* _ZU ERLEDIGEN_
a: Nenne alle Geldbeträge und Flächenangaben aus dem Seitentext in der Reihenfolge, in der sie vorkommen.
b: Gib den Seitentext von „Die SIVBEG (Strategische“ bis „Preisvorstellung genannt wurde.“ wortgetreu aus.

======== SEITENTEXT

Der Fliegerhorst Nittner in Graz-Thalerhof will und will nicht abheben. Nachdem ein erstes Bieterverfahren gescheitert war, ließen kurz vor Drucklegung dieser Ausgabe drei geladene Interessenten eine angesetzte Verkaufsverhandlung kurzfristig platzen. Die Preisvorstellungen der SIVBEG – 8 Mio. Euro – waren ihnen zu hoch. Nun wird die Teilung und portionsweise Veräußerung der Liegenschaft geprüft.
Die SIVBEG (Strategische Immobilien Verwertungs-, Beratungs- und Entwicklungsgesellschaft) ist als Maklertochter des Bundesministeriums für Landesverteidigung und Sport seit mehr als einem Jahr bemüht, die 385.000 m², darunter 225.000 Wald, anzubringen. In einem ersten Bieterverfahren mit einem Mindestgebot von 10,5 Mio. Euro fand sich kein Käufer, die Neuausschreibung ohne Mindestgebot erbrachte zwar fünf Interessenten, von denen drei zu einer Verkaufsverhandlung eingeladen wurden; diese winkten aber ab, als ihnen in der Einladung die neue Preisvorstellung genannt wurde.

================
======== ERFASSTE DATEN

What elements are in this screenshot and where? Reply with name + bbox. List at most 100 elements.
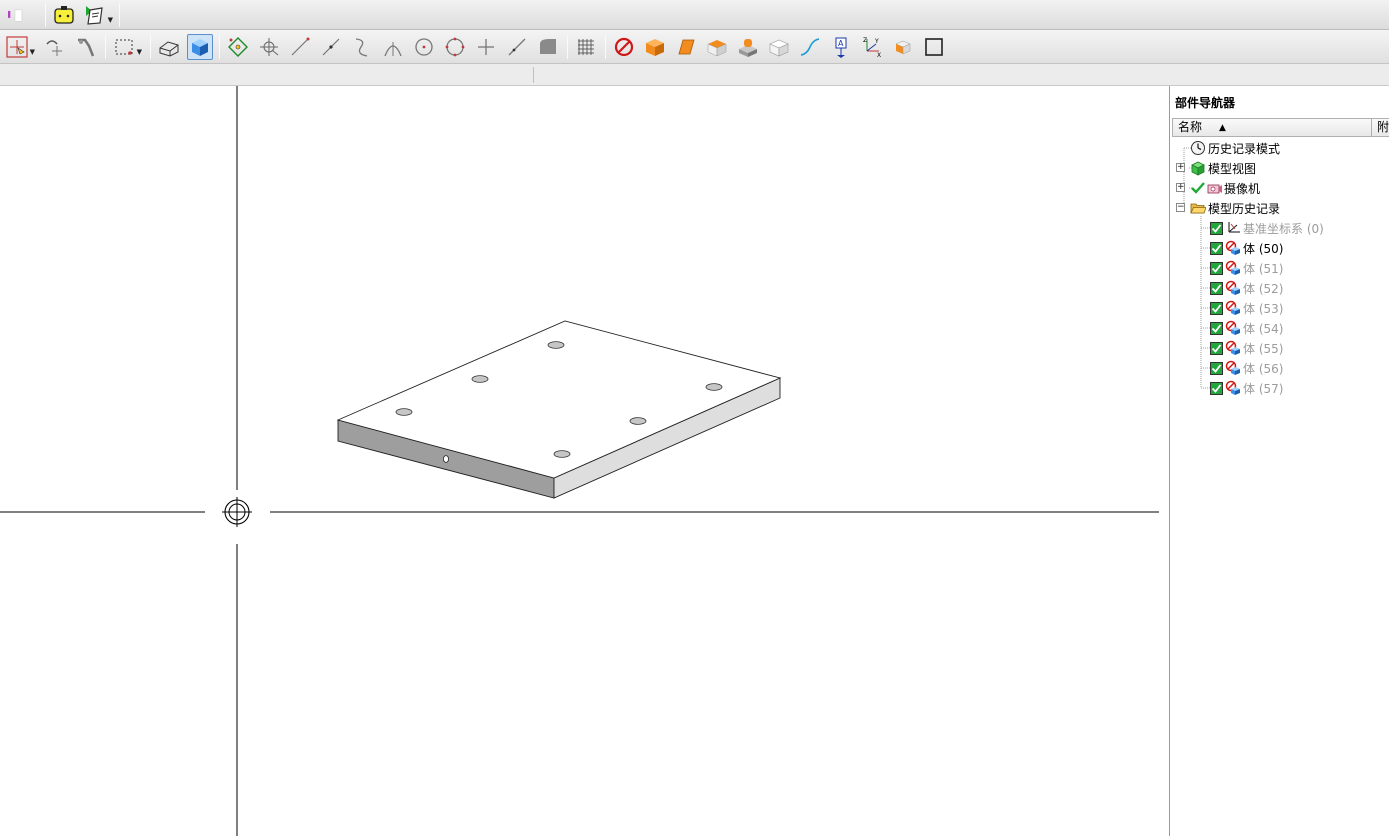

================

* _ANTWORTEN_
a:
- 8 Mio. Euro
- 385.000 m²
- 225.000 (Wald)
- 10,5 Mio. Euro

b:
Die SIVBEG (Strategische Immobilien Verwertungs-, Beratungs- und Entwicklungsgesellschaft) ist als Maklertochter des Bundesministeriums für Landesverteidigung und Sport seit mehr als einem Jahr bemüht, die 385.000 m², darunter 225.000 Wald, anzubringen. In einem ersten Bieterverfahren mit einem Mindestgebot von 10,5 Mio. Euro fand sich kein Käufer, die Neuausschreibung ohne Mindestgebot erbrachte zwar fünf Interessenten, von denen drei zu einer Verkaufsverhandlung eingeladen wurden; diese winkten aber ab, als ihnen in der Einladung die neue Preisvorstellung genannt wurde.